Given exercise
Reproduce each record below exactly as written.

Saved entries:
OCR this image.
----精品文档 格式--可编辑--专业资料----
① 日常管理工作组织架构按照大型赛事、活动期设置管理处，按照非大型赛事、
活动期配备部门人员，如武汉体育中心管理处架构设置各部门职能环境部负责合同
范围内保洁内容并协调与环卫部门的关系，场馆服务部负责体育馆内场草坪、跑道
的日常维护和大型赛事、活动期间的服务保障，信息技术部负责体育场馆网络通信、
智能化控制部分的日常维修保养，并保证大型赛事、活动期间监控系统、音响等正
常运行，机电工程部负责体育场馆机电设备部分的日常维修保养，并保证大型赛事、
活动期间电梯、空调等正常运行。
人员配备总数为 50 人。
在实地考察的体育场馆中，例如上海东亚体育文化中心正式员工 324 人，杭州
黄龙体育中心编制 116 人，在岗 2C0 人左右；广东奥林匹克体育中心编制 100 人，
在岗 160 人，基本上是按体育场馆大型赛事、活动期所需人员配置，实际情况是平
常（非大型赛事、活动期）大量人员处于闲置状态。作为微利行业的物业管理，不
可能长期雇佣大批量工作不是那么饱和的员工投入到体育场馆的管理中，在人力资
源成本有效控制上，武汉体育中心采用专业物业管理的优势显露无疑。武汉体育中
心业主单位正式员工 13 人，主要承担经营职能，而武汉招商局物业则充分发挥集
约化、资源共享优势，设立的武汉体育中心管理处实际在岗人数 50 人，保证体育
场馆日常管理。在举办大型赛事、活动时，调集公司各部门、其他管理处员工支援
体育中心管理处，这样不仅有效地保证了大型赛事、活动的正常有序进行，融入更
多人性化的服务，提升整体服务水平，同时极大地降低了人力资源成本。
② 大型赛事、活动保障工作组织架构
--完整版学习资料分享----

Exercise output
OCR this image.
----精品文档 格式--可编辑--专业资料----
① 日常管理工作组织架构按照大型赛事、活动期设置管理处，按照非大型赛事、
活动期配备部门人员，如武汉体育中心管理处架构设置各部门职能环境部负责合同
范围内保洁内容并协调与环卫部门的关系，场馆服务部负责体育馆内场草坪、跑道
的日常维护和大型赛事、活动期间的服务保障，信息技术部负责体育场馆网络通信、
智能化控制部分的日常维修保养，并保证大型赛事、活动期间监控系统、音响等正
常运行，机电工程部负责体育场馆机电设备部分的日常维修保养，并保证大型赛事、
活动期间电梯、空调等正常运行。
人员配备总数为 50 人。
在实地考察的体育场馆中，例如上海东亚体育文化中心正式员工 324 人，杭州
黄龙体育中心编制 116 人，在岗 2C0 人左右；广东奥林匹克体育中心编制 100 人，
在岗 160 人，基本上是按体育场馆大型赛事、活动期所需人员配置，实际情况是平
常（非大型赛事、活动期）大量人员处于闲置状态。作为微利行业的物业管理，不
可能长期雇佣大批量工作不是那么饱和的员工投入到体育场馆的管理中，在人力资
源成本有效控制上，武汉体育中心采用专业物业管理的优势显露无疑。武汉体育中
心业主单位正式员工 13 人，主要承担经营职能，而武汉招商局物业则充分发挥集
约化、资源共享优势，设立的武汉体育中心管理处实际在岗人数 50 人，保证体育
场馆日常管理。在举办大型赛事、活动时，调集公司各部门、其他管理处员工支援
体育中心管理处，这样不仅有效地保证了大型赛事、活动的正常有序进行，融入更
多人性化的服务，提升整体服务水平，同时极大地降低了人力资源成本。
② 大型赛事、活动保障工作组织架构
--完整版学习资料分享----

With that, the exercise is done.